**EXERCISE PROMPT:** All of the lines below are to be printed again exactly; images are excluded from the output.

[Data excerpts]
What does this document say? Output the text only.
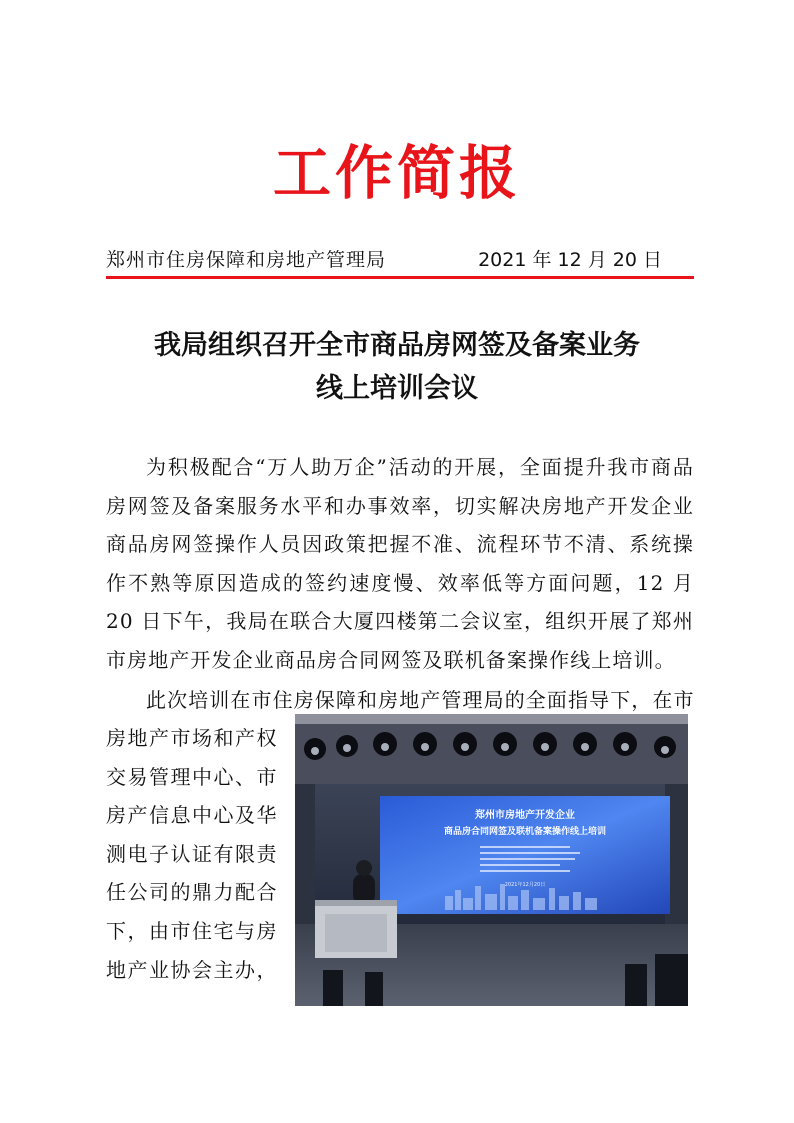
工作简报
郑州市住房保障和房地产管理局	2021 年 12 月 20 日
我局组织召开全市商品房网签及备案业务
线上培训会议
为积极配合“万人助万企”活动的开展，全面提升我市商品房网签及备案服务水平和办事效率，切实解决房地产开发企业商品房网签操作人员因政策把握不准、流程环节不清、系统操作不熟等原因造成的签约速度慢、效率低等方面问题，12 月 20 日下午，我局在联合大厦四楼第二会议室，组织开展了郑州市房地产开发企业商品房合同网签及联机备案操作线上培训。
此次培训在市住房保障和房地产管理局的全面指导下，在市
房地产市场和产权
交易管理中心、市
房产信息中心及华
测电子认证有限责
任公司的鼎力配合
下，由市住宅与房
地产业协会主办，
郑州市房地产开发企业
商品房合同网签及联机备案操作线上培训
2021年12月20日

**CORRECT RESULT:**
What does this document say? Output the text only.
工作简报
郑州市住房保障和房地产管理局	2021 年 12 月 20 日
我局组织召开全市商品房网签及备案业务
线上培训会议
为积极配合“万人助万企”活动的开展，全面提升我市商品房网签及备案服务水平和办事效率，切实解决房地产开发企业商品房网签操作人员因政策把握不准、流程环节不清、系统操作不熟等原因造成的签约速度慢、效率低等方面问题，12 月 20 日下午，我局在联合大厦四楼第二会议室，组织开展了郑州市房地产开发企业商品房合同网签及联机备案操作线上培训。
此次培训在市住房保障和房地产管理局的全面指导下，在市
房地产市场和产权
交易管理中心、市
房产信息中心及华
测电子认证有限责
任公司的鼎力配合
下，由市住宅与房
地产业协会主办，
郑州市房地产开发企业
商品房合同网签及联机备案操作线上培训
2021年12月20日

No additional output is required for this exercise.